- Instructions for the task -
Reproduce every line of the entries below word for word, leaving the pictures out.

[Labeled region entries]
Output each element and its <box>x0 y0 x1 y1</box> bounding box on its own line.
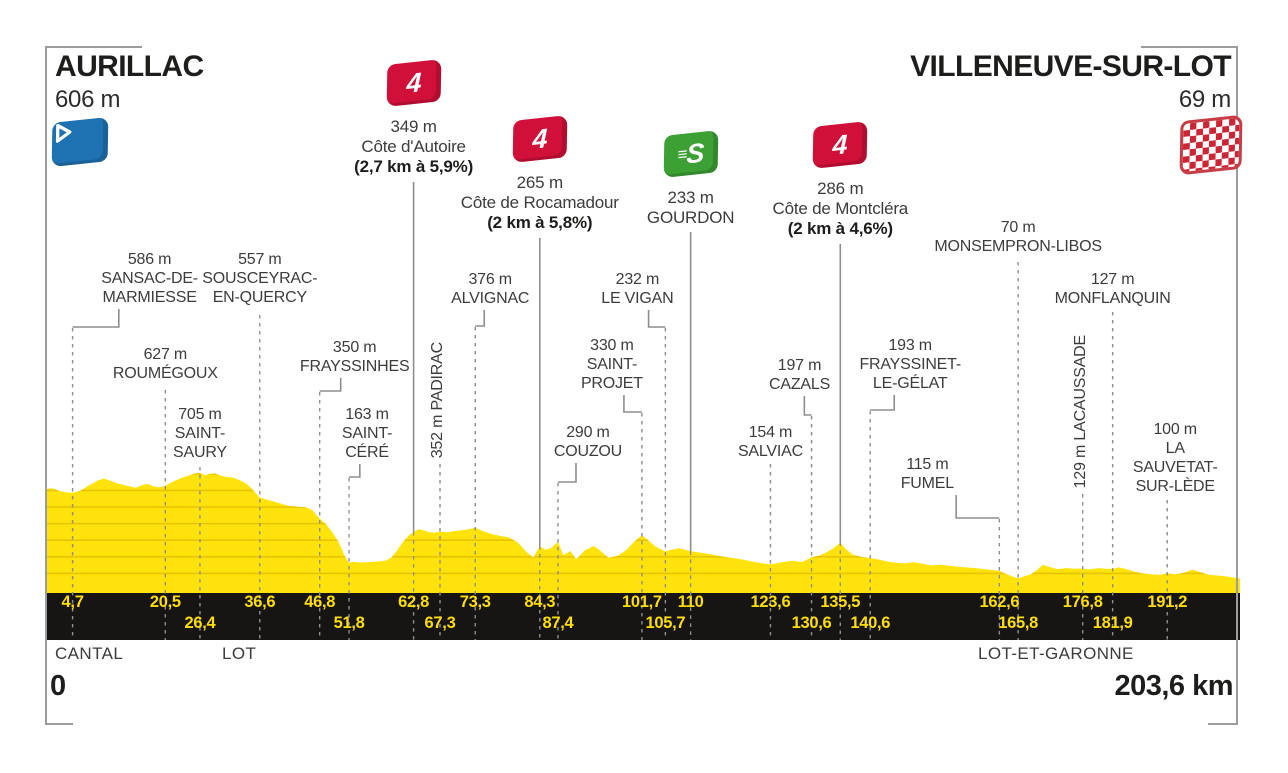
frame-bracket-left <box>45 46 142 725</box>
km-mark: 123,6 <box>750 593 791 611</box>
waypoint-label-13: 193 m FRAYSSINET- LE-GÉLAT <box>859 337 961 392</box>
finish-city-elevation: 69 m <box>1178 86 1231 113</box>
waypoint-label-1: 627 m ROUMÉGOUX <box>112 346 218 382</box>
waypoint-label-15: 70 m MONSEMPRON-LIBOS <box>934 219 1102 255</box>
km-mark: 181,9 <box>1092 614 1133 632</box>
total-distance-label: 203,6 km <box>1114 670 1233 702</box>
climb-gradient: (2,7 km à 5,9%) <box>354 157 474 176</box>
frame-bracket-left-foot <box>45 723 73 725</box>
waypoint-label-7: 376 m ALVIGNAC <box>451 271 530 307</box>
category-4-flag-icon: 4 <box>812 121 868 169</box>
km-mark: 191,2 <box>1147 593 1188 611</box>
km-mark: 67,3 <box>424 614 456 632</box>
finish-city-name: VILLENEUVE-SUR-LOT <box>910 50 1231 83</box>
km-mark: 4,7 <box>61 593 84 611</box>
waypoint-elbow-connector <box>623 395 642 413</box>
flag-badge: 4 <box>532 122 548 155</box>
flag-badge: 4 <box>405 66 422 99</box>
km-mark: 20,5 <box>149 593 181 611</box>
km-mark: 26,4 <box>184 614 216 632</box>
km-mark: 140,6 <box>850 614 891 632</box>
km-mark: 110 <box>677 593 704 611</box>
department-label-lot-et-garonne: LOT-ET-GARONNE <box>978 644 1134 663</box>
km-mark: 73,3 <box>459 593 491 611</box>
frame-bracket-right-foot <box>1208 723 1236 725</box>
waypoint-elbow-connector <box>647 310 666 328</box>
department-label-cantal: CANTAL <box>55 644 124 663</box>
km-mark: 36,6 <box>244 593 276 611</box>
km-mark: 135,5 <box>820 593 861 611</box>
waypoint-label-12: 197 m CAZALS <box>769 357 831 393</box>
flag-badge: 4 <box>832 128 849 161</box>
climb-label-cote-d-autoire: 349 m Côte d'Autoire (2,7 km à 5,9%) <box>354 117 474 176</box>
waypoint-label-9: 330 m SAINT- PROJET <box>580 337 643 392</box>
climb-gradient: (2 km à 4,6%) <box>787 219 893 238</box>
speed-lines-icon: ≡ <box>677 144 686 165</box>
climb-label-sprint-gourdon: 233 m GOURDON <box>646 188 735 227</box>
km-mark: 165,8 <box>998 614 1039 632</box>
km-mark: 46,8 <box>304 593 336 611</box>
km-mark: 87,4 <box>542 614 574 632</box>
climb-label-cote-de-montclera: 286 m Côte de Montcléra (2 km à 4,6%) <box>772 179 909 238</box>
waypoint-elbow-connector <box>475 310 486 327</box>
waypoint-label-vertical-6: 352 m PADIRAC <box>429 318 451 458</box>
waypoint-label-18: 100 m LA SAUVETAT- SUR-LÈDE <box>1132 421 1218 495</box>
waypoint-elbow-connector <box>319 378 342 392</box>
category-4-flag-icon: 4 <box>512 115 568 163</box>
climb-label-cote-de-rocamadour: 265 m Côte de Rocamadour (2 km à 5,8%) <box>460 173 619 232</box>
waypoint-label-14: 115 m FUMEL <box>900 456 954 492</box>
waypoint-label-4: 350 m FRAYSSINHES <box>299 339 410 375</box>
km-mark: 101,7 <box>622 593 662 611</box>
waypoint-elbow-connector <box>803 396 812 416</box>
waypoint-label-3: 557 m SOUSCEYRAC- EN-QUERCY <box>202 251 318 306</box>
km-mark: 130,6 <box>791 614 832 632</box>
waypoint-label-8: 290 m COUZOU <box>553 424 623 460</box>
waypoint-label-10: 232 m LE VIGAN <box>601 271 674 307</box>
waypoint-label-17: 127 m MONFLANQUIN <box>1054 271 1171 307</box>
km-mark: 62,8 <box>398 593 430 611</box>
waypoint-elbow-connector <box>349 464 361 478</box>
start-city-name: AURILLAC <box>55 50 204 83</box>
waypoint-label-5: 163 m SAINT- CÉRÉ <box>341 406 393 461</box>
elevation-profile-area <box>45 473 1240 593</box>
waypoint-label-2: 705 m SAINT- SAURY <box>173 406 227 461</box>
km-mark: 84,3 <box>524 593 556 611</box>
sprint-flag-icon: ≡ S <box>663 130 718 178</box>
climb-gradient: (2 km à 5,8%) <box>487 213 593 232</box>
waypoint-elbow-connector <box>557 463 577 483</box>
start-city-elevation: 606 m <box>55 86 121 113</box>
km-mark: 176,8 <box>1062 593 1103 611</box>
start-km-label: 0 <box>50 670 66 702</box>
waypoint-label-11: 154 m SALVIAC <box>737 424 803 460</box>
department-label-lot: LOT <box>222 644 257 663</box>
frame-bracket-right <box>1141 46 1238 725</box>
km-mark: 51,8 <box>333 614 365 632</box>
category-4-flag-icon: 4 <box>386 59 441 107</box>
waypoint-text: 352 m PADIRAC <box>429 341 446 458</box>
waypoint-label-0: 586 m SANSAC-DE- MARMIESSE <box>101 251 198 306</box>
waypoint-elbow-connector <box>955 495 1000 519</box>
flag-badge: S <box>685 137 705 170</box>
waypoint-elbow-connector <box>870 395 896 411</box>
km-mark: 162,6 <box>979 593 1020 611</box>
km-mark: 105,7 <box>645 614 686 632</box>
waypoint-elbow-connector <box>72 309 120 328</box>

- Solution -
Output each element and its <box>x0 y0 x1 y1</box> bounding box on its own line.
frame-bracket-left <box>45 46 142 725</box>
km-mark: 123,6 <box>750 593 791 611</box>
waypoint-label-13: 193 m FRAYSSINET- LE-GÉLAT <box>859 337 961 392</box>
finish-city-elevation: 69 m <box>1178 86 1231 113</box>
waypoint-label-1: 627 m ROUMÉGOUX <box>112 346 218 382</box>
waypoint-label-15: 70 m MONSEMPRON-LIBOS <box>934 219 1102 255</box>
km-mark: 181,9 <box>1092 614 1133 632</box>
total-distance-label: 203,6 km <box>1114 670 1233 702</box>
climb-gradient: (2,7 km à 5,9%) <box>354 157 474 176</box>
frame-bracket-left-foot <box>45 723 73 725</box>
waypoint-label-7: 376 m ALVIGNAC <box>451 271 530 307</box>
category-4-flag-icon: 4 <box>812 121 868 169</box>
km-mark: 191,2 <box>1147 593 1188 611</box>
km-mark: 67,3 <box>424 614 456 632</box>
finish-city-name: VILLENEUVE-SUR-LOT <box>910 50 1231 83</box>
km-mark: 4,7 <box>61 593 84 611</box>
waypoint-elbow-connector <box>623 395 642 413</box>
flag-badge: 4 <box>532 122 548 155</box>
flag-badge: 4 <box>405 66 422 99</box>
km-mark: 20,5 <box>149 593 181 611</box>
km-mark: 26,4 <box>184 614 216 632</box>
km-mark: 140,6 <box>850 614 891 632</box>
km-mark: 110 <box>677 593 704 611</box>
department-label-lot-et-garonne: LOT-ET-GARONNE <box>978 644 1134 663</box>
km-mark: 73,3 <box>459 593 491 611</box>
frame-bracket-right-foot <box>1208 723 1236 725</box>
waypoint-elbow-connector <box>647 310 666 328</box>
department-label-cantal: CANTAL <box>55 644 124 663</box>
km-mark: 36,6 <box>244 593 276 611</box>
km-mark: 135,5 <box>820 593 861 611</box>
waypoint-label-12: 197 m CAZALS <box>769 357 831 393</box>
flag-badge: 4 <box>832 128 849 161</box>
climb-label-cote-d-autoire: 349 m Côte d'Autoire (2,7 km à 5,9%) <box>354 117 474 176</box>
waypoint-label-9: 330 m SAINT- PROJET <box>580 337 643 392</box>
climb-gradient: (2 km à 4,6%) <box>787 219 893 238</box>
speed-lines-icon: ≡ <box>677 144 686 165</box>
climb-label-sprint-gourdon: 233 m GOURDON <box>646 188 735 227</box>
km-mark: 165,8 <box>998 614 1039 632</box>
km-mark: 46,8 <box>304 593 336 611</box>
km-mark: 87,4 <box>542 614 574 632</box>
climb-label-cote-de-montclera: 286 m Côte de Montcléra (2 km à 4,6%) <box>772 179 909 238</box>
waypoint-elbow-connector <box>475 310 486 327</box>
waypoint-label-vertical-6: 352 m PADIRAC <box>429 318 451 458</box>
waypoint-label-18: 100 m LA SAUVETAT- SUR-LÈDE <box>1132 421 1218 495</box>
waypoint-elbow-connector <box>319 378 342 392</box>
category-4-flag-icon: 4 <box>512 115 568 163</box>
climb-label-cote-de-rocamadour: 265 m Côte de Rocamadour (2 km à 5,8%) <box>460 173 619 232</box>
waypoint-label-14: 115 m FUMEL <box>900 456 954 492</box>
waypoint-label-4: 350 m FRAYSSINHES <box>299 339 410 375</box>
km-mark: 101,7 <box>622 593 662 611</box>
waypoint-elbow-connector <box>803 396 812 416</box>
waypoint-label-3: 557 m SOUSCEYRAC- EN-QUERCY <box>202 251 318 306</box>
km-mark: 130,6 <box>791 614 832 632</box>
waypoint-label-8: 290 m COUZOU <box>553 424 623 460</box>
waypoint-label-10: 232 m LE VIGAN <box>601 271 674 307</box>
waypoint-label-17: 127 m MONFLANQUIN <box>1054 271 1171 307</box>
km-mark: 62,8 <box>398 593 430 611</box>
waypoint-elbow-connector <box>349 464 361 478</box>
start-city-name: AURILLAC <box>55 50 204 83</box>
waypoint-label-5: 163 m SAINT- CÉRÉ <box>341 406 393 461</box>
elevation-profile-area <box>45 473 1240 593</box>
waypoint-label-2: 705 m SAINT- SAURY <box>173 406 227 461</box>
km-mark: 84,3 <box>524 593 556 611</box>
sprint-flag-icon: ≡ S <box>663 130 718 178</box>
climb-gradient: (2 km à 5,8%) <box>487 213 593 232</box>
waypoint-elbow-connector <box>557 463 577 483</box>
start-city-elevation: 606 m <box>55 86 121 113</box>
km-mark: 176,8 <box>1062 593 1103 611</box>
start-km-label: 0 <box>50 670 66 702</box>
waypoint-label-11: 154 m SALVIAC <box>737 424 803 460</box>
department-label-lot: LOT <box>222 644 257 663</box>
frame-bracket-right <box>1141 46 1238 725</box>
km-mark: 51,8 <box>333 614 365 632</box>
category-4-flag-icon: 4 <box>386 59 441 107</box>
waypoint-text: 352 m PADIRAC <box>429 341 446 458</box>
waypoint-label-0: 586 m SANSAC-DE- MARMIESSE <box>101 251 198 306</box>
waypoint-elbow-connector <box>955 495 1000 519</box>
flag-badge: S <box>685 137 705 170</box>
waypoint-elbow-connector <box>870 395 896 411</box>
km-mark: 162,6 <box>979 593 1020 611</box>
km-mark: 105,7 <box>645 614 686 632</box>
waypoint-elbow-connector <box>72 309 120 328</box>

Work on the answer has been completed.